** START DATA SHOWN **

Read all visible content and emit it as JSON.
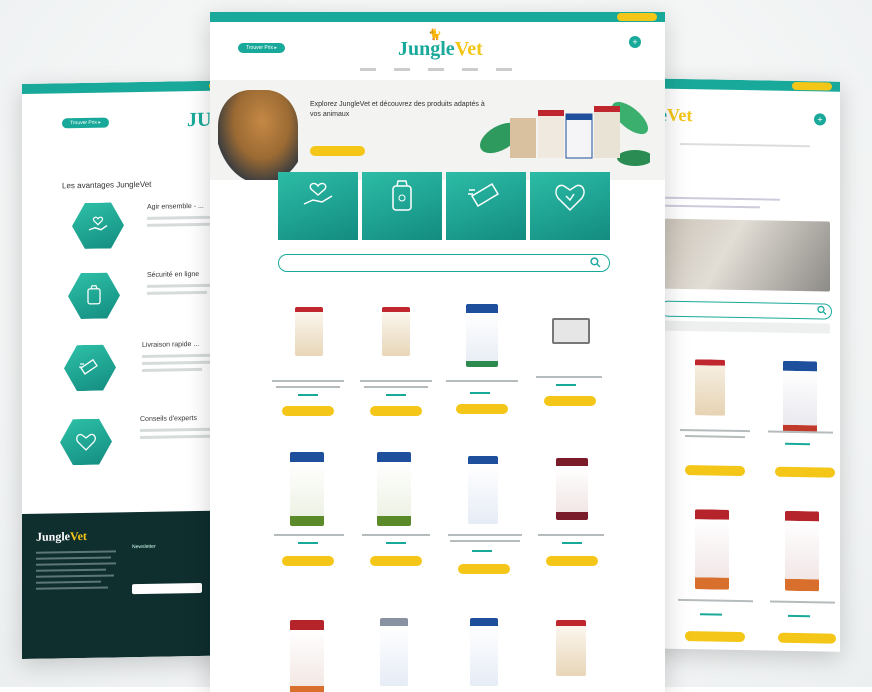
{
  "center_page": {
    "menu_items": [
      "",
      "",
      "",
      "",
      ""
    ],
    "top_pill": "Trouver Prix ▸",
    "hero_title": "Explorez JungleVet et découvrez des produits adaptés à vos animaux",
    "hero_button": "",
    "search_placeholder": "",
    "tiles": [
      {
        "icon": "hand-heart-icon",
        "label": ""
      },
      {
        "icon": "food-bag-icon",
        "label": ""
      },
      {
        "icon": "delivery-box-icon",
        "label": ""
      },
      {
        "icon": "vet-heart-icon",
        "label": ""
      }
    ]
  },
  "left_page": {
    "section_title": "Les avantages JungleVet",
    "features": [
      {
        "icon": "hand-heart-icon",
        "title": "Agir ensemble - ..."
      },
      {
        "icon": "food-bag-icon",
        "title": "Sécurité en ligne"
      },
      {
        "icon": "delivery-box-icon",
        "title": "Livraison rapide ..."
      },
      {
        "icon": "vet-heart-icon",
        "title": "Conseils d'experts"
      }
    ],
    "footer_newsletter": "Newsletter"
  },
  "right_page": {
    "sort_label": ""
  },
  "colors": {
    "brand_teal": "#19a99a",
    "brand_yellow": "#f4c617",
    "footer_dark": "#0f2e2e"
  }
}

** END DATA SHOWN **

WHAT YOU ARE ASKED TO DO - Make an exact copy of the listing above. Do not include the pictures.

REPLY -
Read all visible content and emit it as JSON.
{
  "center_page": {
    "menu_items": [
      "",
      "",
      "",
      "",
      ""
    ],
    "top_pill": "Trouver Prix ▸",
    "hero_title": "Explorez JungleVet et découvrez des produits adaptés à vos animaux",
    "hero_button": "",
    "search_placeholder": "",
    "tiles": [
      {
        "icon": "hand-heart-icon",
        "label": ""
      },
      {
        "icon": "food-bag-icon",
        "label": ""
      },
      {
        "icon": "delivery-box-icon",
        "label": ""
      },
      {
        "icon": "vet-heart-icon",
        "label": ""
      }
    ]
  },
  "left_page": {
    "section_title": "Les avantages JungleVet",
    "features": [
      {
        "icon": "hand-heart-icon",
        "title": "Agir ensemble - ..."
      },
      {
        "icon": "food-bag-icon",
        "title": "Sécurité en ligne"
      },
      {
        "icon": "delivery-box-icon",
        "title": "Livraison rapide ..."
      },
      {
        "icon": "vet-heart-icon",
        "title": "Conseils d'experts"
      }
    ],
    "footer_newsletter": "Newsletter"
  },
  "right_page": {
    "sort_label": ""
  },
  "colors": {
    "brand_teal": "#19a99a",
    "brand_yellow": "#f4c617",
    "footer_dark": "#0f2e2e"
  }
}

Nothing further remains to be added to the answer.